:: To be done ::
Return all lines below containing the word "right".

+---+

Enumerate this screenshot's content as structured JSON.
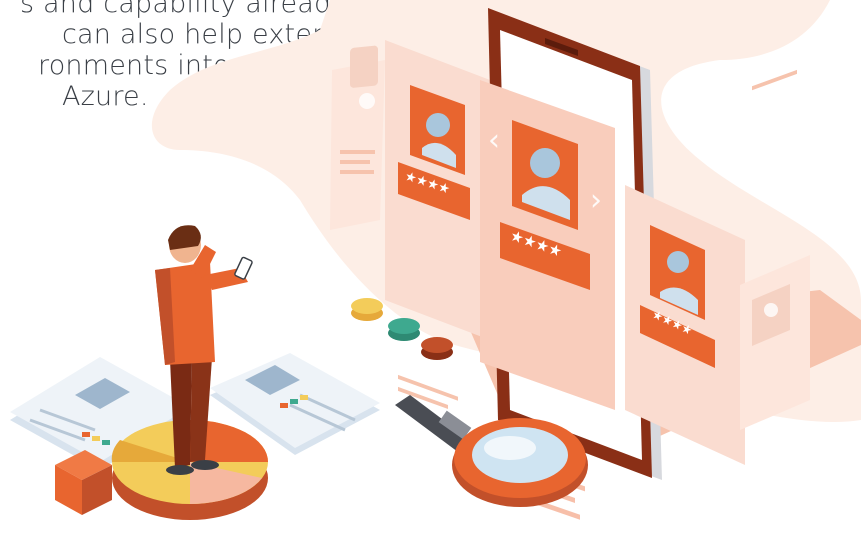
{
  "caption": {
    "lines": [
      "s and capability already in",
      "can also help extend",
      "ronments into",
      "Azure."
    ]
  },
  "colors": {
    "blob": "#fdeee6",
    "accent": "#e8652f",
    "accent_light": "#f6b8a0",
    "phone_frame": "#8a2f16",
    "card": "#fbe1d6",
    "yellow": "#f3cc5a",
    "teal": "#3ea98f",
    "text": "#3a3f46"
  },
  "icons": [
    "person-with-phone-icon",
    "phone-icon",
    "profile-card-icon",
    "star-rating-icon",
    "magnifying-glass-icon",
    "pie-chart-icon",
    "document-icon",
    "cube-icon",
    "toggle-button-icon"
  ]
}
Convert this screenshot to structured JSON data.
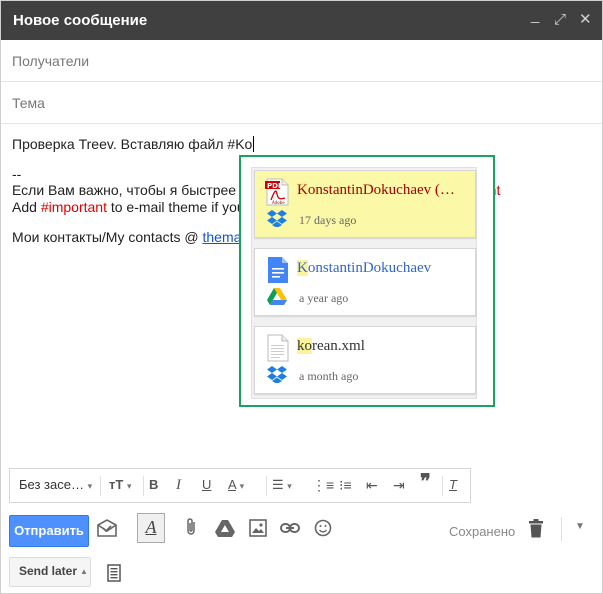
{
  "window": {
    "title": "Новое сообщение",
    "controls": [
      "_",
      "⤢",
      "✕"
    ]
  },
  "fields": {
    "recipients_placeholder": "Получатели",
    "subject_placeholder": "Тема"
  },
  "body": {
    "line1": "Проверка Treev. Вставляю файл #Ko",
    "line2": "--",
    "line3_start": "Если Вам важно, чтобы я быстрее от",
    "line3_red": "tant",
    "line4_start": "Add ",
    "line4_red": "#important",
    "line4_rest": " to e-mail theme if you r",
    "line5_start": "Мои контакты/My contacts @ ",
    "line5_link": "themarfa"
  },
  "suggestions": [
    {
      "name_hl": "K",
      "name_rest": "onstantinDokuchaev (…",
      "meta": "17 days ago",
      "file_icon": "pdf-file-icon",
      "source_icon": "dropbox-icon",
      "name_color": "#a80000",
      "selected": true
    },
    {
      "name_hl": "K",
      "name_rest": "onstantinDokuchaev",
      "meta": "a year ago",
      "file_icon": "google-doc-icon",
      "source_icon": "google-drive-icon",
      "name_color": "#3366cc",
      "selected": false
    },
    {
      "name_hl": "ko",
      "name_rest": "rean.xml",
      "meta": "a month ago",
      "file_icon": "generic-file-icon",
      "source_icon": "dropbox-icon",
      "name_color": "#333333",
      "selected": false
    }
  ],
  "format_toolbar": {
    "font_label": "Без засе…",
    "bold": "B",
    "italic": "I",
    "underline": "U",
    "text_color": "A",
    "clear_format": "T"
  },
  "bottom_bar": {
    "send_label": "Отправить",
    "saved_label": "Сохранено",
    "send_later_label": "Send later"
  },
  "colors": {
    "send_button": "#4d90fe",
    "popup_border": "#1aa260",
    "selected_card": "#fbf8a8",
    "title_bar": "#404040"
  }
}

+---+

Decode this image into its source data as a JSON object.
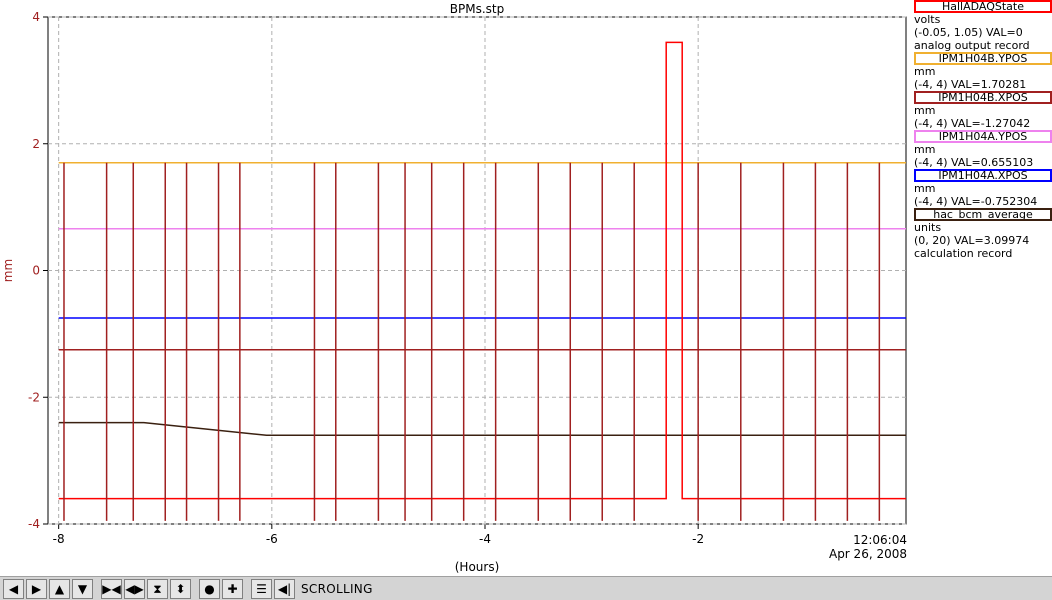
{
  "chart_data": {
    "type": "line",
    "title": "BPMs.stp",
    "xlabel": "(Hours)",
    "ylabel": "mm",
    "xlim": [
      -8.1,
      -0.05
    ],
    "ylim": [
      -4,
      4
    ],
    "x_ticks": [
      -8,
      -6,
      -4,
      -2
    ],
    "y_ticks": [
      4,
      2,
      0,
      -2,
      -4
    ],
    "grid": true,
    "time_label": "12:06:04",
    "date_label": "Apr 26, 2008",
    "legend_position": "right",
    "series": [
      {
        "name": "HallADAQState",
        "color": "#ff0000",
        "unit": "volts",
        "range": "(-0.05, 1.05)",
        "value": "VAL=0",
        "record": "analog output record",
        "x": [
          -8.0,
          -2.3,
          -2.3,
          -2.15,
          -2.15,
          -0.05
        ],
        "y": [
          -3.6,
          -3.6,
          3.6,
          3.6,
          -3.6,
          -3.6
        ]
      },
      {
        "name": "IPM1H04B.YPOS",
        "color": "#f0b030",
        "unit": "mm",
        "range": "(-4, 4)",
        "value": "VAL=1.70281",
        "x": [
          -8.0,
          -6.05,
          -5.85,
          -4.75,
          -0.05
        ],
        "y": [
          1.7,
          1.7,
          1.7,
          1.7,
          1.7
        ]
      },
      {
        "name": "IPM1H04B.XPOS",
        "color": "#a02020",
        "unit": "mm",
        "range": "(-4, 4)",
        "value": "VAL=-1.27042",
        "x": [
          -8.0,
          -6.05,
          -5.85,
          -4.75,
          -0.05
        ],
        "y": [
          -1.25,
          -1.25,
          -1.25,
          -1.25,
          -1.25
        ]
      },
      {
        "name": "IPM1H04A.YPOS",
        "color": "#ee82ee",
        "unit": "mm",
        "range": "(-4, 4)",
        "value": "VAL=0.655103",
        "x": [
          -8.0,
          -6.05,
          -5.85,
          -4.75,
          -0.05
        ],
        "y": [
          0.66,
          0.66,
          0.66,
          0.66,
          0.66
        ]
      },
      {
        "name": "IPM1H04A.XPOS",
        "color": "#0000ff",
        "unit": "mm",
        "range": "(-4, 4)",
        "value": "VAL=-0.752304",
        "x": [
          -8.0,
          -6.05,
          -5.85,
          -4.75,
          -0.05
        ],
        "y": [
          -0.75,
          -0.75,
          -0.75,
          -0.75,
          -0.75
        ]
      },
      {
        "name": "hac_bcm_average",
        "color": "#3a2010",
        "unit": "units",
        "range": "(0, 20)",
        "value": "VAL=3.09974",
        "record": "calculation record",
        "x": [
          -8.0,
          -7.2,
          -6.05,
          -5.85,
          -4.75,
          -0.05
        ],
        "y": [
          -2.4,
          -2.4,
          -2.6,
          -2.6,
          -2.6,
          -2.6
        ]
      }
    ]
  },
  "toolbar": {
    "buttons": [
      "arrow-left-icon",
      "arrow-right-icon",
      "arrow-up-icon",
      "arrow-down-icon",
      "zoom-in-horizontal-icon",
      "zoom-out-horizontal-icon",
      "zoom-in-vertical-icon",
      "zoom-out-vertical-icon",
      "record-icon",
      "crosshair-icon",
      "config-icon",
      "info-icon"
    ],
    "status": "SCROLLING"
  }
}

+---+

:: Solution below ::
    "legend_position": "right",
      "arrow-right-icon",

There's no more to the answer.